### Quoted passage ###

# Cape San Blas Surf Fishin



## DANTheJDMan (Feb 5, 2015)

Hey everybody, 
I'm new to this forum. 
Thought I would look at what you guys were doing to prepare for some surf fishing on Cape San Blas the middle of March.
Mama my baby girl and one of my best buds from TN are fixin to tear up the pomps down yonder. 
My question is a good tackle shop and bait shop or both. I have all the surf gear I need. OK prolly a lot more than I need. 
Mama wants to eat pomps and I can't drive 1,000 miles and disappoint her.
We got us a house to stay at out there and I figer I can scout the beach and find a good hole or two. 
What about night fishin. My bud bought me a couple of 900H Diawas. I don't have any of that kind of rods. 
Where could a guy find a couple of cheap maybe used 90# 6'6" or so heavy boat rods to do a little bitter fishing with. 
I know it will be early for sharken and might leave the big boys at home. 
Hey I like this forum it looks like everybody does a lot of fishin and posts a lot of good stuff.


----------



## panhandleslim (Jan 11, 2013)

You must be coming from North Tennessee? I guess both ways it could be 1,000 miles.

Half Hitch used to have a place in Port St. Joe. If it's still there, that would be a good one to hit.


----------



## DANTheJDMan (Feb 5, 2015)

panhandleslim said:


> You must be coming from North Tennessee? I guess both ways it could be 1,000 miles.
> 
> Half Hitch used to have a place in Port St. Joe. If it's still there, that would be a good one to hit.


That is the truth. 

We lived in TN for 20 years and now live in Iowa...................................................
Thanks Man
I've been to a tackle place back behind the McDonalds a couple of years ago.


----------



## Army_of_One (Jul 16, 2014)

You probably went here. Half Hitch was still there when I went in August. I only caught a whiting, and a glimpse of something big enough to pull my kids out of the water. The state park would be where I go again next time.


----------



## sling2ling (Nov 14, 2013)

half hitch is there....but I would forget the surf for pomps bring some light inshore stuff and head to the sea wall. ive caught more pompano off of that wall than anywhere else in florida. btw the state record was taken in the bay.


----------



## DANTheJDMan (Feb 5, 2015)

sling2ling said:


> half hitch is there....but I would forget the surf for pomps bring some light inshore stuff and head to the sea wall. ive caught more pompano off of that wall than anywhere else in florida. btw the state record was taken in the bay.


You mean the sea wall right there by the road coming into Cape San Blas?


----------



## kmerr80 (Oct 28, 2013)

### Dataset rows ###

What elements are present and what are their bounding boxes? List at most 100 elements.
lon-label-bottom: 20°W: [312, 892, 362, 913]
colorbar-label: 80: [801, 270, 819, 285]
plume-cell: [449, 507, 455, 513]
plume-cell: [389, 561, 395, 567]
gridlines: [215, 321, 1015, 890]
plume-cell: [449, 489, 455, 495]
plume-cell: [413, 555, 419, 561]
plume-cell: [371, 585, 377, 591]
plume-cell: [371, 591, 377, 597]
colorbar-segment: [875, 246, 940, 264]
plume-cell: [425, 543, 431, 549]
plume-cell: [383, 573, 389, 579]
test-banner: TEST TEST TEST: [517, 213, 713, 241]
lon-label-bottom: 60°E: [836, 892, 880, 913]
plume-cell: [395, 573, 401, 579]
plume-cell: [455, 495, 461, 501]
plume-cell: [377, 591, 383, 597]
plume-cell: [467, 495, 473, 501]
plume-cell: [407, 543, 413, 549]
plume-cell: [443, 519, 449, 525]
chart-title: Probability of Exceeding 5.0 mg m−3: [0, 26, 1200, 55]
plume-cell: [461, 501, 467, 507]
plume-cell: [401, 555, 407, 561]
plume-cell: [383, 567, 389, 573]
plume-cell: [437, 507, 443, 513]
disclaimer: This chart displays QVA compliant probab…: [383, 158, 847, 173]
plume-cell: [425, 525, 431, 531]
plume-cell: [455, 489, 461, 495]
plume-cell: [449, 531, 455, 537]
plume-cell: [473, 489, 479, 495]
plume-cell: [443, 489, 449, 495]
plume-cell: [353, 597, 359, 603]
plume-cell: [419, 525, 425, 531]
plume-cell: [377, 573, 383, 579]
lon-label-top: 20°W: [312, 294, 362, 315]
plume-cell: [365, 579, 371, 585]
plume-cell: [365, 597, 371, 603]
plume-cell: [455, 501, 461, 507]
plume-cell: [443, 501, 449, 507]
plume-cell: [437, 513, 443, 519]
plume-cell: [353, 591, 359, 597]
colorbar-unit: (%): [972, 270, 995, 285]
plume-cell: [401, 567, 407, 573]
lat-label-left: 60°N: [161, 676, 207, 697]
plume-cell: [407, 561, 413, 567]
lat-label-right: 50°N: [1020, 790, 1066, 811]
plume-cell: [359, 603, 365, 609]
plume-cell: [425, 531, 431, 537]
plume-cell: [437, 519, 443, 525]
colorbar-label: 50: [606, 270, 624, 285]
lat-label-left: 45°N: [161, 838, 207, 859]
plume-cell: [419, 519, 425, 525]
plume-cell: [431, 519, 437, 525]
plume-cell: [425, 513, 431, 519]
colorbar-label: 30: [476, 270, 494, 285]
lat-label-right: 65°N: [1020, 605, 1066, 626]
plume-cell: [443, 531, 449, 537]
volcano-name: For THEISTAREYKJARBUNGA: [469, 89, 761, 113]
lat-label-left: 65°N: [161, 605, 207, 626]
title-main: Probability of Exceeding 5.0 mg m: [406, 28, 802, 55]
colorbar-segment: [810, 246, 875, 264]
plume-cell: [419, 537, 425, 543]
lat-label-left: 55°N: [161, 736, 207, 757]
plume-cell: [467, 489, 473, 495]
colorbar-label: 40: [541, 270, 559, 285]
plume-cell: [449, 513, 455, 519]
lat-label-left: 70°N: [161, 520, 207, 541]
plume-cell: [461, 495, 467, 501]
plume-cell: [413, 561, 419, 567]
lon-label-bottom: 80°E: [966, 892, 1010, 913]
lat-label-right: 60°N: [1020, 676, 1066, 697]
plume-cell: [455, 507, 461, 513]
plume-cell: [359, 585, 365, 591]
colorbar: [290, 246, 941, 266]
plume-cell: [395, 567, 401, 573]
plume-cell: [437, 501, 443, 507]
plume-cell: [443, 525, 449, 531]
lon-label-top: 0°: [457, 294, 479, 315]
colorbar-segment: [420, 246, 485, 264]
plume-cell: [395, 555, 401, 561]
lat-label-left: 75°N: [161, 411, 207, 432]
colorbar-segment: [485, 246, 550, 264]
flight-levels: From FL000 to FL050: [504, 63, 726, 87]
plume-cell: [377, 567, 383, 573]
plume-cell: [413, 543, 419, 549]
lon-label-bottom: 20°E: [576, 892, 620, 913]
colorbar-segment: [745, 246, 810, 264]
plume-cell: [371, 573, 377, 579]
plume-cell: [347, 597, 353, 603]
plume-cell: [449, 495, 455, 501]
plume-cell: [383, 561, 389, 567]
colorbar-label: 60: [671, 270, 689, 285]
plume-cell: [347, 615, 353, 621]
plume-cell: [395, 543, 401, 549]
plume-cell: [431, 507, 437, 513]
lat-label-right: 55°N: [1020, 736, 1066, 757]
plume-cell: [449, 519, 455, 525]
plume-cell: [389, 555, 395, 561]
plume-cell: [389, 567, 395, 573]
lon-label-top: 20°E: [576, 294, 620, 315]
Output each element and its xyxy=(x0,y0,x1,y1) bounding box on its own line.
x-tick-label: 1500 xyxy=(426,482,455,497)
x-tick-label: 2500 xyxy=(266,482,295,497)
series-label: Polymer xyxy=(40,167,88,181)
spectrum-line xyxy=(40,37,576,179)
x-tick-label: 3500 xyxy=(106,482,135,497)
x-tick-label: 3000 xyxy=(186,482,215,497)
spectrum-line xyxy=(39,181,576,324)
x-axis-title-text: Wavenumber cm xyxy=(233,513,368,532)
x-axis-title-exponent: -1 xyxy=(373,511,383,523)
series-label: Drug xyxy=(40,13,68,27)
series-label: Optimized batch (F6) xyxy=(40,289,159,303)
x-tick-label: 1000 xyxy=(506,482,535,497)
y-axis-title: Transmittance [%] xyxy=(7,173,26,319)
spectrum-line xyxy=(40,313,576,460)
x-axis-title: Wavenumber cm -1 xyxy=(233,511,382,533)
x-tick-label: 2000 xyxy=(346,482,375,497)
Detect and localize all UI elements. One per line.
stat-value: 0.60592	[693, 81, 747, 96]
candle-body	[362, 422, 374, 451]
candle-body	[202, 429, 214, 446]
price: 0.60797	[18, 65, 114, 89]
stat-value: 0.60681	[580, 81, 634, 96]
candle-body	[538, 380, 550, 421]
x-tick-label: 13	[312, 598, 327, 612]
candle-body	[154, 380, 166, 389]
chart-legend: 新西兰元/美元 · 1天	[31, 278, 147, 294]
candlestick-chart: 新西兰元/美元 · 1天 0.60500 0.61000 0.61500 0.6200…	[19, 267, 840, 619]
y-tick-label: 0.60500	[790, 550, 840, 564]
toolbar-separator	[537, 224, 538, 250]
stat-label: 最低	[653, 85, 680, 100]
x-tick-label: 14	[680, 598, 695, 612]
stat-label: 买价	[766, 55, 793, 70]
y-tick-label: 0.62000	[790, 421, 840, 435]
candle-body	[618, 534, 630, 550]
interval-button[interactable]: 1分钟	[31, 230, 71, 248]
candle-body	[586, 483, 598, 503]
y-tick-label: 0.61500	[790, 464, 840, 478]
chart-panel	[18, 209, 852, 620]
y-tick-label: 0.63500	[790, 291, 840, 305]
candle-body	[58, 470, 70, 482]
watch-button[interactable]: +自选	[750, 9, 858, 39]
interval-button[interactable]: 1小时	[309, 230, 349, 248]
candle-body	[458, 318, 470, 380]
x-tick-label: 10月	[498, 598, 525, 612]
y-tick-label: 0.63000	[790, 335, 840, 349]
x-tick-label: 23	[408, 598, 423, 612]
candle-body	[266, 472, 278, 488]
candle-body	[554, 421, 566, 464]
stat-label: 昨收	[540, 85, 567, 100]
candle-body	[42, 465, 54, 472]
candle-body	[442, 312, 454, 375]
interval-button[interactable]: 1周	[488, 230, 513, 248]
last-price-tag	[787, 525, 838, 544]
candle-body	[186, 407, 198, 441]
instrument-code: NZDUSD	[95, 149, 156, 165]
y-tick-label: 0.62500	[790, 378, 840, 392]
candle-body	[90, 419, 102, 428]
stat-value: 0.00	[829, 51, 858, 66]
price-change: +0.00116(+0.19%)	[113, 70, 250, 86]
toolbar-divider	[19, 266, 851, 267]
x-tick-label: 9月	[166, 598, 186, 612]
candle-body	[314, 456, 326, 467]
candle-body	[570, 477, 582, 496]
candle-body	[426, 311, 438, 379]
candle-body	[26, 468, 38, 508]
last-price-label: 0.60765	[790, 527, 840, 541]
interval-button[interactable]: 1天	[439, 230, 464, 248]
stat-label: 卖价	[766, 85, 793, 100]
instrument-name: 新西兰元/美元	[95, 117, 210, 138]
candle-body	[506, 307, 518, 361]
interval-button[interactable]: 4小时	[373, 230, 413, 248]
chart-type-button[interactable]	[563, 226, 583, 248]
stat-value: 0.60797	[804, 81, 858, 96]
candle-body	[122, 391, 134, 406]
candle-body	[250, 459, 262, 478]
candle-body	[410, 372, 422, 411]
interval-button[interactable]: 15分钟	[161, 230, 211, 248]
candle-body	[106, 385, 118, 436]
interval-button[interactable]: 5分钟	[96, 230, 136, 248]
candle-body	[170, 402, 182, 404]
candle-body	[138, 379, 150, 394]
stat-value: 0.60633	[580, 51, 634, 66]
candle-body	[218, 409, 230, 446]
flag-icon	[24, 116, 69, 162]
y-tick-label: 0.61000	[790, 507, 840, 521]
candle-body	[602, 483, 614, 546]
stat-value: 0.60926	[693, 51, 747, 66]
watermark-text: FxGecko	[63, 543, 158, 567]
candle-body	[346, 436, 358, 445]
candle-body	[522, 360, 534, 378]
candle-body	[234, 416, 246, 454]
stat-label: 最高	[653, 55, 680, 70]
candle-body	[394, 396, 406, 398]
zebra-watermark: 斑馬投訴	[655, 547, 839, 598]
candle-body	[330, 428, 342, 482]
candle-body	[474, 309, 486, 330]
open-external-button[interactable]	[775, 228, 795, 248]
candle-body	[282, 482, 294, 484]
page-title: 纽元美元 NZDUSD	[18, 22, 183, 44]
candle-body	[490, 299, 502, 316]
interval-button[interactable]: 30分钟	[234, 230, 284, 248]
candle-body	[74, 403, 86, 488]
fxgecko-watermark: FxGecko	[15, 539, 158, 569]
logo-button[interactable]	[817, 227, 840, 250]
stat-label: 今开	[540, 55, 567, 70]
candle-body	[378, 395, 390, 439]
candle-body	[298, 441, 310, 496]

###

Complete the following:
a) In the Cape San Blas fishing thread, rewrite the part that opens with the words "We got us a" and closes with "of good stuff.", putting "cabin" in place of "house".
b) Translate this sentence from the Cape San Blas fishing thread into Spanish: "Half Hitch was still there when I went in August."

Answers provided:
a)
We got us a cabin to stay at out there and I figer I can scout the beach and find a good hole or two. 
What about night fishin. My bud bought me a couple of 900H Diawas. I don't have any of that kind of rods. 
Where could a guy find a couple of cheap maybe used 90# 6'6" or so heavy boat rods to do a little bitter fishing with. 
I know it will be early for sharken and might leave the big boys at home. 
Hey I like this forum it looks like everybody does a lot of fishin and posts a lot of good stuff.

b) Half Hitch seguía allí cuando fui en agosto.